■ **WHAT TO DO**: Copy each line below that contains "color".

(Data entries)
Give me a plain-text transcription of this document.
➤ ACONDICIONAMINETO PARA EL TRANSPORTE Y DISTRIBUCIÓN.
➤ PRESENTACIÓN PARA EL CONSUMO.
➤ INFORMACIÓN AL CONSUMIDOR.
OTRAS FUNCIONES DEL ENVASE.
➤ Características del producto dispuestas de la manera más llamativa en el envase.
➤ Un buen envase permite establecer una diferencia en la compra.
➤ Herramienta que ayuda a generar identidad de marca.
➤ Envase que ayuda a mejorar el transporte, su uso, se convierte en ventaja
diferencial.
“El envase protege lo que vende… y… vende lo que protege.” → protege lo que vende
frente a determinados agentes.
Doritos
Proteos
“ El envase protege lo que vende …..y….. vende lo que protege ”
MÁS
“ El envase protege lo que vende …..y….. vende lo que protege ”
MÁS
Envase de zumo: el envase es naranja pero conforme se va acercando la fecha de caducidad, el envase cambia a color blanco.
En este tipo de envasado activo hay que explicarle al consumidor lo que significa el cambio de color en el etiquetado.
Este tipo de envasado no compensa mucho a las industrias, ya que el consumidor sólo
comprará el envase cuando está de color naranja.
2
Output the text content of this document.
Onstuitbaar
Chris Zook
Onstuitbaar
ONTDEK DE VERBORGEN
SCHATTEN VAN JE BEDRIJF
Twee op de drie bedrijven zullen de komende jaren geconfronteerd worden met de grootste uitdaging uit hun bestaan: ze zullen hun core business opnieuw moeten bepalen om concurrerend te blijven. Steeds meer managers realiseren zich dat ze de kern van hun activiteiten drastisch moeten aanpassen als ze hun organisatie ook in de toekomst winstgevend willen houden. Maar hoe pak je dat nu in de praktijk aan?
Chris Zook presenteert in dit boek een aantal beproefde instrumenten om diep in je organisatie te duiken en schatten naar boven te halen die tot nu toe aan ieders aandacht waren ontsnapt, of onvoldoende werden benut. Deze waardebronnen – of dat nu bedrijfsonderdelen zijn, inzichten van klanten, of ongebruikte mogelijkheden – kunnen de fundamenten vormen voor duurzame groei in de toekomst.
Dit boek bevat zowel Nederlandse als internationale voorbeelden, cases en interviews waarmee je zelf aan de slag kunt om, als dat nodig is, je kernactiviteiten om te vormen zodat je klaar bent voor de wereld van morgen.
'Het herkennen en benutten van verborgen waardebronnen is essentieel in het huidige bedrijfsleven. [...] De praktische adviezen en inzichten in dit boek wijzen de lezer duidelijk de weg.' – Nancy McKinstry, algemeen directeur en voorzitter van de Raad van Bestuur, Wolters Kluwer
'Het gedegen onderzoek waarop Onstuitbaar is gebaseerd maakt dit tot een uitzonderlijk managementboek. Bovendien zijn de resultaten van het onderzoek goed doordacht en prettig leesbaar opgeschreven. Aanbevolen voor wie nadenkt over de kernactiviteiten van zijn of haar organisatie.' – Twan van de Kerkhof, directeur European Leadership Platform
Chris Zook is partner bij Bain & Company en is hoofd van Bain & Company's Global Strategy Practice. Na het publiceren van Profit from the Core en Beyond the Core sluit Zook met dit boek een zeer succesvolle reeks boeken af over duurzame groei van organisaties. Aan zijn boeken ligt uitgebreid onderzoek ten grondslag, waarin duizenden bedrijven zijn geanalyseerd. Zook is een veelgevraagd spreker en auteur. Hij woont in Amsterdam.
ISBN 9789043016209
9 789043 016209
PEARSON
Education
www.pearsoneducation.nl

■ **CORRECT ANSWER**:
Envase de zumo: el envase es naranja pero conforme se va acercando la fecha de caducidad, el envase cambia a color blanco.
En este tipo de envasado activo hay que explicarle al consumidor lo que significa el cambio de color en el etiquetado.
comprará el envase cuando está de color naranja.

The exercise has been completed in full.